#### SHORT EXERCISE:
Print all entries word for word.

[Dataset excerpt]
· · · · · · ·

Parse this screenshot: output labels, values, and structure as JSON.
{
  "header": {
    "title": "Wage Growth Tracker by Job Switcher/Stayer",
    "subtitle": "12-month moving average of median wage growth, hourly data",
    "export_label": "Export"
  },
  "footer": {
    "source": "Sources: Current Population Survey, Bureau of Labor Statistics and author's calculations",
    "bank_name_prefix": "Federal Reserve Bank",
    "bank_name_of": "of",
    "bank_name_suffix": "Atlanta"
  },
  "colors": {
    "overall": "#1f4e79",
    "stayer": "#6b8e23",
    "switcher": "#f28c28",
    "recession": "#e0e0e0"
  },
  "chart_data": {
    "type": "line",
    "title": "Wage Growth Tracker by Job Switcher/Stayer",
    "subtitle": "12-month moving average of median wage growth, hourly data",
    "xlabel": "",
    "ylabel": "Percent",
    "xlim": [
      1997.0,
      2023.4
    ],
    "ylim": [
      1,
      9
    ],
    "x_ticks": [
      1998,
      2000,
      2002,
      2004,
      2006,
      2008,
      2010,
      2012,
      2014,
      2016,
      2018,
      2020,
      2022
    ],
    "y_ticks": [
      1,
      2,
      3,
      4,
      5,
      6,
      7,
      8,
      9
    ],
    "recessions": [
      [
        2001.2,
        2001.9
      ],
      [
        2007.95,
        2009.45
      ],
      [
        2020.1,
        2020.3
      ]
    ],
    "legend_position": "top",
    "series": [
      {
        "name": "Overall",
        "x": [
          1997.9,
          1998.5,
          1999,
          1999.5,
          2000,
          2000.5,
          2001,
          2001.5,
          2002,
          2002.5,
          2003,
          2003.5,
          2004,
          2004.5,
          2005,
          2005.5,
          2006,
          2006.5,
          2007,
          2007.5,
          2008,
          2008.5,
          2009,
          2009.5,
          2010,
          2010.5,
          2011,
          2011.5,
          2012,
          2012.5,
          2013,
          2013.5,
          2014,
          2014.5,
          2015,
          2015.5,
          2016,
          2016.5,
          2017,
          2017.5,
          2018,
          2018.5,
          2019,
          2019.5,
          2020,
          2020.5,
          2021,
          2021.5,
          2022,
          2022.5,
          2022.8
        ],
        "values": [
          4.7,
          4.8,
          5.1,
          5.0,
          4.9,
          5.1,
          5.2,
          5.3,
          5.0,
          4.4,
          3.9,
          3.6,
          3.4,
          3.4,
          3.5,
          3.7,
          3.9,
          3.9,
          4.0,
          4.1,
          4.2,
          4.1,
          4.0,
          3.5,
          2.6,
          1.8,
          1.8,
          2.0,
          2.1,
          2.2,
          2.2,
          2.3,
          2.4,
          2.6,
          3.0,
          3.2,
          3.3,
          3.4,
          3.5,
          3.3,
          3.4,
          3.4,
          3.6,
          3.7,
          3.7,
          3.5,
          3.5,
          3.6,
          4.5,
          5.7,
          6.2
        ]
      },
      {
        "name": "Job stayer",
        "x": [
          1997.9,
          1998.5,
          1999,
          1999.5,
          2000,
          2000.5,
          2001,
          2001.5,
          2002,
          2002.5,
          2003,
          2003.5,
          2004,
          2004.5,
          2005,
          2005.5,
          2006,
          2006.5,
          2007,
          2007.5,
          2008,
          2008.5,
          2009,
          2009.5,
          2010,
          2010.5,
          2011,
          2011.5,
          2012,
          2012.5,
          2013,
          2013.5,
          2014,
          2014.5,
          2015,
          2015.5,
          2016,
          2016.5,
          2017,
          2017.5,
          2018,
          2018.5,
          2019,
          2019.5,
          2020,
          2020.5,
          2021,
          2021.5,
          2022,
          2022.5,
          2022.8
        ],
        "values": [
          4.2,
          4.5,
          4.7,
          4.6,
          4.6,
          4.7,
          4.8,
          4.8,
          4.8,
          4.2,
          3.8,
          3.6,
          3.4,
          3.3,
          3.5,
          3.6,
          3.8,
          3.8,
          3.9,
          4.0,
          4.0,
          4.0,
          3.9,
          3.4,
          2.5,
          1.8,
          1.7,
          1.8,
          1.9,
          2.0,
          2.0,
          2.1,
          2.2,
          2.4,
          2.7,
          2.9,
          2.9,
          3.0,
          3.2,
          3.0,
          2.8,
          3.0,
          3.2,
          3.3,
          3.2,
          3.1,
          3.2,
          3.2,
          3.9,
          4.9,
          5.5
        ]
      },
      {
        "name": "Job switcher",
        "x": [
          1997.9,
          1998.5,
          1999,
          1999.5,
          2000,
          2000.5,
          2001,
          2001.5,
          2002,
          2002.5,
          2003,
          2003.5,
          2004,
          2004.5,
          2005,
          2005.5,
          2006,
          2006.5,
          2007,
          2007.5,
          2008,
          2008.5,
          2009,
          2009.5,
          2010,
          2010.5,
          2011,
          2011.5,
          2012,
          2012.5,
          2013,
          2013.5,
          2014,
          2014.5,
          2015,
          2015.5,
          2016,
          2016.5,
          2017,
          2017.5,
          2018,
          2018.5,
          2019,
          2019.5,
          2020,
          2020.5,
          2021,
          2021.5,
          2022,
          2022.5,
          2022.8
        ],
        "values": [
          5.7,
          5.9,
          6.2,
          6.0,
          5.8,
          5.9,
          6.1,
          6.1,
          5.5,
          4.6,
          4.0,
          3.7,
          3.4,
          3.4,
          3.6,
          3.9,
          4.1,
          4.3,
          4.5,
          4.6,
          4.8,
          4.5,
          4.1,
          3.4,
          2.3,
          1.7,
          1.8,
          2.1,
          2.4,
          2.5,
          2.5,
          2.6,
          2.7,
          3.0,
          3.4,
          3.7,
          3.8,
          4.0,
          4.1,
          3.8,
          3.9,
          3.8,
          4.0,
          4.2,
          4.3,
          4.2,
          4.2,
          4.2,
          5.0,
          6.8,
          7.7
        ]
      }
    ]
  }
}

· · · · · · ·

#### WRITTEN RESPONSE:
Parse this screenshot: output labels, values, and structure as JSON.
{
  "header": {
    "title": "Wage Growth Tracker by Job Switcher/Stayer",
    "subtitle": "12-month moving average of median wage growth, hourly data",
    "export_label": "Export"
  },
  "footer": {
    "source": "Sources: Current Population Survey, Bureau of Labor Statistics and author's calculations",
    "bank_name_prefix": "Federal Reserve Bank",
    "bank_name_of": "of",
    "bank_name_suffix": "Atlanta"
  },
  "colors": {
    "overall": "#1f4e79",
    "stayer": "#6b8e23",
    "switcher": "#f28c28",
    "recession": "#e0e0e0"
  },
  "chart_data": {
    "type": "line",
    "title": "Wage Growth Tracker by Job Switcher/Stayer",
    "subtitle": "12-month moving average of median wage growth, hourly data",
    "xlabel": "",
    "ylabel": "Percent",
    "xlim": [
      1997.0,
      2023.4
    ],
    "ylim": [
      1,
      9
    ],
    "x_ticks": [
      1998,
      2000,
      2002,
      2004,
      2006,
      2008,
      2010,
      2012,
      2014,
      2016,
      2018,
      2020,
      2022
    ],
    "y_ticks": [
      1,
      2,
      3,
      4,
      5,
      6,
      7,
      8,
      9
    ],
    "recessions": [
      [
        2001.2,
        2001.9
      ],
      [
        2007.95,
        2009.45
      ],
      [
        2020.1,
        2020.3
      ]
    ],
    "legend_position": "top",
    "series": [
      {
        "name": "Overall",
        "x": [
          1997.9,
          1998.5,
          1999,
          1999.5,
          2000,
          2000.5,
          2001,
          2001.5,
          2002,
          2002.5,
          2003,
          2003.5,
          2004,
          2004.5,
          2005,
          2005.5,
          2006,
          2006.5,
          2007,
          2007.5,
          2008,
          2008.5,
          2009,
          2009.5,
          2010,
          2010.5,
          2011,
          2011.5,
          2012,
          2012.5,
          2013,
          2013.5,
          2014,
          2014.5,
          2015,
          2015.5,
          2016,
          2016.5,
          2017,
          2017.5,
          2018,
          2018.5,
          2019,
          2019.5,
          2020,
          2020.5,
          2021,
          2021.5,
          2022,
          2022.5,
          2022.8
        ],
        "values": [
          4.7,
          4.8,
          5.1,
          5.0,
          4.9,
          5.1,
          5.2,
          5.3,
          5.0,
          4.4,
          3.9,
          3.6,
          3.4,
          3.4,
          3.5,
          3.7,
          3.9,
          3.9,
          4.0,
          4.1,
          4.2,
          4.1,
          4.0,
          3.5,
          2.6,
          1.8,
          1.8,
          2.0,
          2.1,
          2.2,
          2.2,
          2.3,
          2.4,
          2.6,
          3.0,
          3.2,
          3.3,
          3.4,
          3.5,
          3.3,
          3.4,
          3.4,
          3.6,
          3.7,
          3.7,
          3.5,
          3.5,
          3.6,
          4.5,
          5.7,
          6.2
        ]
      },
      {
        "name": "Job stayer",
        "x": [
          1997.9,
          1998.5,
          1999,
          1999.5,
          2000,
          2000.5,
          2001,
          2001.5,
          2002,
          2002.5,
          2003,
          2003.5,
          2004,
          2004.5,
          2005,
          2005.5,
          2006,
          2006.5,
          2007,
          2007.5,
          2008,
          2008.5,
          2009,
          2009.5,
          2010,
          2010.5,
          2011,
          2011.5,
          2012,
          2012.5,
          2013,
          2013.5,
          2014,
          2014.5,
          2015,
          2015.5,
          2016,
          2016.5,
          2017,
          2017.5,
          2018,
          2018.5,
          2019,
          2019.5,
          2020,
          2020.5,
          2021,
          2021.5,
          2022,
          2022.5,
          2022.8
        ],
        "values": [
          4.2,
          4.5,
          4.7,
          4.6,
          4.6,
          4.7,
          4.8,
          4.8,
          4.8,
          4.2,
          3.8,
          3.6,
          3.4,
          3.3,
          3.5,
          3.6,
          3.8,
          3.8,
          3.9,
          4.0,
          4.0,
          4.0,
          3.9,
          3.4,
          2.5,
          1.8,
          1.7,
          1.8,
          1.9,
          2.0,
          2.0,
          2.1,
          2.2,
          2.4,
          2.7,
          2.9,
          2.9,
          3.0,
          3.2,
          3.0,
          2.8,
          3.0,
          3.2,
          3.3,
          3.2,
          3.1,
          3.2,
          3.2,
          3.9,
          4.9,
          5.5
        ]
      },
      {
        "name": "Job switcher",
        "x": [
          1997.9,
          1998.5,
          1999,
          1999.5,
          2000,
          2000.5,
          2001,
          2001.5,
          2002,
          2002.5,
          2003,
          2003.5,
          2004,
          2004.5,
          2005,
          2005.5,
          2006,
          2006.5,
          2007,
          2007.5,
          2008,
          2008.5,
          2009,
          2009.5,
          2010,
          2010.5,
          2011,
          2011.5,
          2012,
          2012.5,
          2013,
          2013.5,
          2014,
          2014.5,
          2015,
          2015.5,
          2016,
          2016.5,
          2017,
          2017.5,
          2018,
          2018.5,
          2019,
          2019.5,
          2020,
          2020.5,
          2021,
          2021.5,
          2022,
          2022.5,
          2022.8
        ],
        "values": [
          5.7,
          5.9,
          6.2,
          6.0,
          5.8,
          5.9,
          6.1,
          6.1,
          5.5,
          4.6,
          4.0,
          3.7,
          3.4,
          3.4,
          3.6,
          3.9,
          4.1,
          4.3,
          4.5,
          4.6,
          4.8,
          4.5,
          4.1,
          3.4,
          2.3,
          1.7,
          1.8,
          2.1,
          2.4,
          2.5,
          2.5,
          2.6,
          2.7,
          3.0,
          3.4,
          3.7,
          3.8,
          4.0,
          4.1,
          3.8,
          3.9,
          3.8,
          4.0,
          4.2,
          4.3,
          4.2,
          4.2,
          4.2,
          5.0,
          6.8,
          7.7
        ]
      }
    ]
  }
}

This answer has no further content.